## [Challenge]
How many of the lines here include "means"? Answer with a single number.

╭──

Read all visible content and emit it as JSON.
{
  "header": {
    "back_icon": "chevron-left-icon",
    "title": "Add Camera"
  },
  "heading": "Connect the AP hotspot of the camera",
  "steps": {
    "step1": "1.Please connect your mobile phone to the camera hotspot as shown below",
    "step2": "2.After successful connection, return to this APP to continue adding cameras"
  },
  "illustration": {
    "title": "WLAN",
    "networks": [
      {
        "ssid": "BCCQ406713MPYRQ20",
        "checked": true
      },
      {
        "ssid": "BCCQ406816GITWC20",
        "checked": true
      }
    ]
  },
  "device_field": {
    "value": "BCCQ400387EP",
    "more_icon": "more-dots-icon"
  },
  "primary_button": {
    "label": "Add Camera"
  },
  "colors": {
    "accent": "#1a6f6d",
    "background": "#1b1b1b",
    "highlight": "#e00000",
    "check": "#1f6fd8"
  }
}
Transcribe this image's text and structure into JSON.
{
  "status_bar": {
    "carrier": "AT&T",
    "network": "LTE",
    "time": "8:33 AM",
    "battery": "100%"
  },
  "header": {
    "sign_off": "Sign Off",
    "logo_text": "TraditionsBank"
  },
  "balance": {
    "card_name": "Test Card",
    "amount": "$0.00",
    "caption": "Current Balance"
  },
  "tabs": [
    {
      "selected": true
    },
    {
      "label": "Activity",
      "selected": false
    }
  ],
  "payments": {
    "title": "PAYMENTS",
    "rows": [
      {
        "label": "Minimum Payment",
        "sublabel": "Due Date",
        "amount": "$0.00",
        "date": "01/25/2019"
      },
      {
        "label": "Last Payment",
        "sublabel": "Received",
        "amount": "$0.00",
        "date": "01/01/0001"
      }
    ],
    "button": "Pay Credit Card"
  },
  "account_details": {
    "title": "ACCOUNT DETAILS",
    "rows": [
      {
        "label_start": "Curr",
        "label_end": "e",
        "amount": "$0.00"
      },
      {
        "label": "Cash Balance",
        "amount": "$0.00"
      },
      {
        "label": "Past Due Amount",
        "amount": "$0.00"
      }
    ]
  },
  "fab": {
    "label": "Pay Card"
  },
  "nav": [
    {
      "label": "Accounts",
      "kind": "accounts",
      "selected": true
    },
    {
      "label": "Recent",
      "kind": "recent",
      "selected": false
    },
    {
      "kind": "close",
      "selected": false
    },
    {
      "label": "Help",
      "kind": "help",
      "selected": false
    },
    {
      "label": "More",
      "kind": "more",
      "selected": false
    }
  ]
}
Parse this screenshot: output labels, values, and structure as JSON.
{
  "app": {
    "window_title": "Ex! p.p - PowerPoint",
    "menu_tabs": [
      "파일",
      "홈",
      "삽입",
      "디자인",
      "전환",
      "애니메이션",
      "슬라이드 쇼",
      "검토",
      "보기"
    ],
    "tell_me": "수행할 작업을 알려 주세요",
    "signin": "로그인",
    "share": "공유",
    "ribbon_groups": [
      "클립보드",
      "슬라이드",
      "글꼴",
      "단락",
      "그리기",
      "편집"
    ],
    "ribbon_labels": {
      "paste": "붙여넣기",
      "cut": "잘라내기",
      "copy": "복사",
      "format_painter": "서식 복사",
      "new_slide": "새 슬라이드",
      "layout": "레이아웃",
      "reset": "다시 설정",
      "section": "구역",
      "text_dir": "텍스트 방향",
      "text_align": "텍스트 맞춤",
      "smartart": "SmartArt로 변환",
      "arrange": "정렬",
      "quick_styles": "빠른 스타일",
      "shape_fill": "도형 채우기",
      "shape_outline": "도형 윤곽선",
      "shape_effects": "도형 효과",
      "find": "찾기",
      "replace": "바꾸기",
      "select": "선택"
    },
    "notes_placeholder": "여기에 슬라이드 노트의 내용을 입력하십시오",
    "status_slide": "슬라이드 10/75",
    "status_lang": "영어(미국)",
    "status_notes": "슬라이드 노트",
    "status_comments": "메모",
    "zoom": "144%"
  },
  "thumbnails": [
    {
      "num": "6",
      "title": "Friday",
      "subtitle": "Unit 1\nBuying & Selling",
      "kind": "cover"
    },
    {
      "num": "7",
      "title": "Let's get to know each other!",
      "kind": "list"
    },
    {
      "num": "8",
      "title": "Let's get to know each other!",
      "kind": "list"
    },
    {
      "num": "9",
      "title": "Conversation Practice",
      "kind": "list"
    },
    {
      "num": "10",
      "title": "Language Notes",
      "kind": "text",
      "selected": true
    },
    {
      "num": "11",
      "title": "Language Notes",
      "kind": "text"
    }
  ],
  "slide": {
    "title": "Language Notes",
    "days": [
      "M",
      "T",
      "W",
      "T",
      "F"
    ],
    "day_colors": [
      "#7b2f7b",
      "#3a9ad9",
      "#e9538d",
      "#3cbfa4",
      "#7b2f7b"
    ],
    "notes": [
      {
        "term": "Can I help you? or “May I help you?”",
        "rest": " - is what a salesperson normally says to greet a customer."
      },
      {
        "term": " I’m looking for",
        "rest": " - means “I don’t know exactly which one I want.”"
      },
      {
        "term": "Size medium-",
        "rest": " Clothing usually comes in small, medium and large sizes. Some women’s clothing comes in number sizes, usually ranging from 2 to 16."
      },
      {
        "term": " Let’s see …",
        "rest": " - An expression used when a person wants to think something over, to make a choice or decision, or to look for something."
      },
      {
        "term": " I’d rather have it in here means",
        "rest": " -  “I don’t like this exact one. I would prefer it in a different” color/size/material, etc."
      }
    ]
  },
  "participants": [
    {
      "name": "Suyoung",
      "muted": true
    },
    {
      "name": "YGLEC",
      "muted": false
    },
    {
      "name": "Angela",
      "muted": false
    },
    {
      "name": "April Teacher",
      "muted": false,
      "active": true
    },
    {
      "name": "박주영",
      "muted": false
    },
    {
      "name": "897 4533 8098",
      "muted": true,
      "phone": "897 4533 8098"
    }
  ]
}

╰──

## [Answer to the exercise]
2